Will you transcribe all the entries word for word, skipping the pictures they hold?

— START OF Dataset rows —

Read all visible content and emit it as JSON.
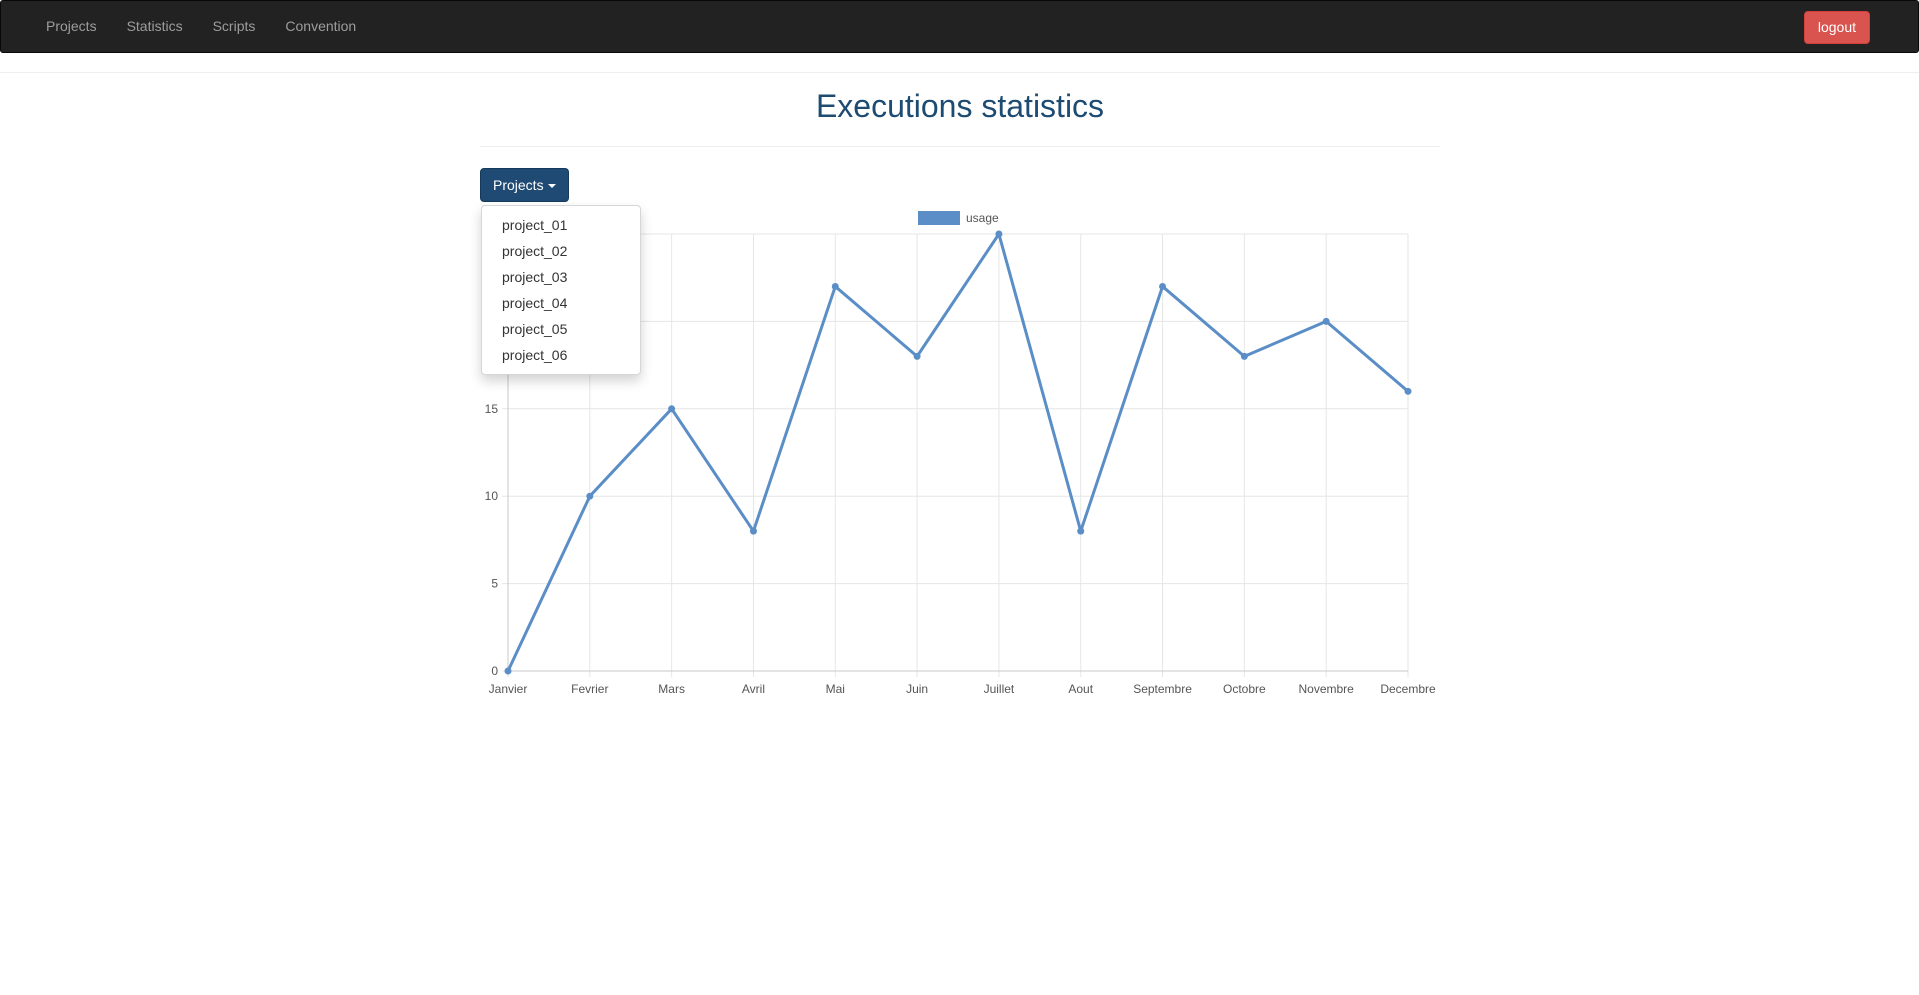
{
  "nav": {
    "items": [
      {
        "label": "Projects",
        "name": "nav-projects"
      },
      {
        "label": "Statistics",
        "name": "nav-statistics"
      },
      {
        "label": "Scripts",
        "name": "nav-scripts"
      },
      {
        "label": "Convention",
        "name": "nav-convention"
      }
    ],
    "logout_label": "logout"
  },
  "page": {
    "title": "Executions statistics"
  },
  "dropdown": {
    "button_label": "Projects",
    "items": [
      "project_01",
      "project_02",
      "project_03",
      "project_04",
      "project_05",
      "project_06"
    ]
  },
  "colors": {
    "navbar": "#222222",
    "nav_text": "#9d9d9d",
    "logout": "#d9534f",
    "title": "#1d4b72",
    "dropdown_button": "#1f4a73",
    "series": "#5b8ec6",
    "grid": "#e6e6e6",
    "axis_text": "#555555"
  },
  "chart_data": {
    "type": "line",
    "categories": [
      "Janvier",
      "Fevrier",
      "Mars",
      "Avril",
      "Mai",
      "Juin",
      "Juillet",
      "Aout",
      "Septembre",
      "Octobre",
      "Novembre",
      "Decembre"
    ],
    "series": [
      {
        "name": "usage",
        "values": [
          0,
          10,
          15,
          8,
          22,
          18,
          25,
          8,
          22,
          18,
          20,
          16
        ]
      }
    ],
    "ylim": [
      0,
      25
    ],
    "yticks": [
      0,
      5,
      10,
      15,
      20,
      25
    ],
    "legend": "top-center",
    "grid": true
  }
}
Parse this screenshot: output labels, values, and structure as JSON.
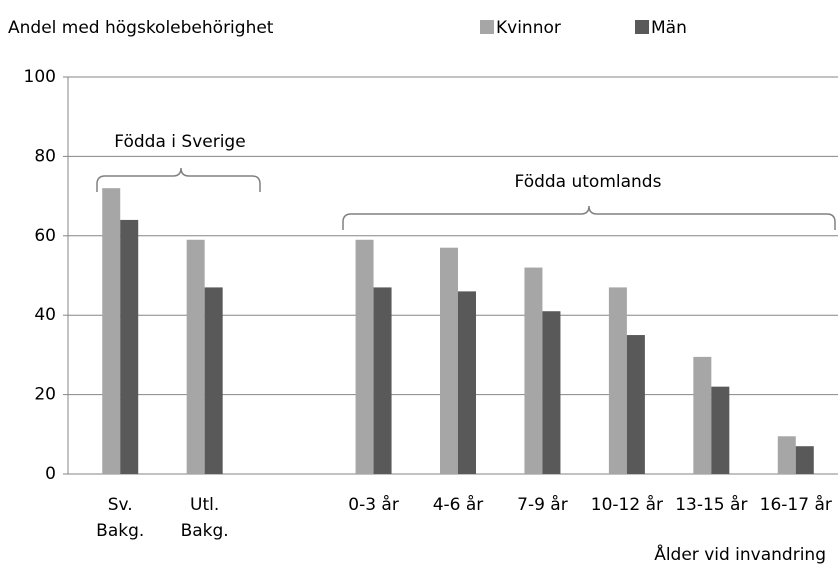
{
  "chart_data": {
    "type": "bar",
    "title": "Andel med högskolebehörighet",
    "x_label": "Ålder vid invandring",
    "categories": [
      [
        "Sv.",
        "Bakg."
      ],
      [
        "Utl.",
        "Bakg."
      ],
      null,
      "0-3 år",
      "4-6 år",
      "7-9 år",
      "10-12 år",
      "13-15 år",
      "16-17 år"
    ],
    "series": [
      {
        "name": "Kvinnor",
        "color": "#a6a6a6",
        "values": [
          72,
          59,
          null,
          59,
          57,
          52,
          47,
          29.5,
          9.5
        ]
      },
      {
        "name": "Män",
        "color": "#595959",
        "values": [
          64,
          47,
          null,
          47,
          46,
          41,
          35,
          22,
          7
        ]
      }
    ],
    "annotations": [
      "Födda i Sverige",
      "Födda utomlands"
    ],
    "ylim": [
      0,
      100
    ],
    "yticks": [
      0,
      20,
      40,
      60,
      80,
      100
    ],
    "grid": true,
    "legend": "top"
  }
}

— END OF Dataset rows —

### Result below
Read all visible content and emit it as JSON.
{
  "nav": {
    "items": [
      {
        "label": "Projects",
        "name": "nav-projects"
      },
      {
        "label": "Statistics",
        "name": "nav-statistics"
      },
      {
        "label": "Scripts",
        "name": "nav-scripts"
      },
      {
        "label": "Convention",
        "name": "nav-convention"
      }
    ],
    "logout_label": "logout"
  },
  "page": {
    "title": "Executions statistics"
  },
  "dropdown": {
    "button_label": "Projects",
    "items": [
      "project_01",
      "project_02",
      "project_03",
      "project_04",
      "project_05",
      "project_06"
    ]
  },
  "colors": {
    "navbar": "#222222",
    "nav_text": "#9d9d9d",
    "logout": "#d9534f",
    "title": "#1d4b72",
    "dropdown_button": "#1f4a73",
    "series": "#5b8ec6",
    "grid": "#e6e6e6",
    "axis_text": "#555555"
  },
  "chart_data": {
    "type": "line",
    "categories": [
      "Janvier",
      "Fevrier",
      "Mars",
      "Avril",
      "Mai",
      "Juin",
      "Juillet",
      "Aout",
      "Septembre",
      "Octobre",
      "Novembre",
      "Decembre"
    ],
    "series": [
      {
        "name": "usage",
        "values": [
          0,
          10,
          15,
          8,
          22,
          18,
          25,
          8,
          22,
          18,
          20,
          16
        ]
      }
    ],
    "ylim": [
      0,
      25
    ],
    "yticks": [
      0,
      5,
      10,
      15,
      20,
      25
    ],
    "legend": "top-center",
    "grid": true
  }
}
Parse this screenshot: output labels, values, and structure as JSON.
{
  "chart_data": {
    "type": "bar",
    "title": "Andel med högskolebehörighet",
    "x_label": "Ålder vid invandring",
    "categories": [
      [
        "Sv.",
        "Bakg."
      ],
      [
        "Utl.",
        "Bakg."
      ],
      null,
      "0-3 år",
      "4-6 år",
      "7-9 år",
      "10-12 år",
      "13-15 år",
      "16-17 år"
    ],
    "series": [
      {
        "name": "Kvinnor",
        "color": "#a6a6a6",
        "values": [
          72,
          59,
          null,
          59,
          57,
          52,
          47,
          29.5,
          9.5
        ]
      },
      {
        "name": "Män",
        "color": "#595959",
        "values": [
          64,
          47,
          null,
          47,
          46,
          41,
          35,
          22,
          7
        ]
      }
    ],
    "annotations": [
      "Födda i Sverige",
      "Födda utomlands"
    ],
    "ylim": [
      0,
      100
    ],
    "yticks": [
      0,
      20,
      40,
      60,
      80,
      100
    ],
    "grid": true,
    "legend": "top"
  }
}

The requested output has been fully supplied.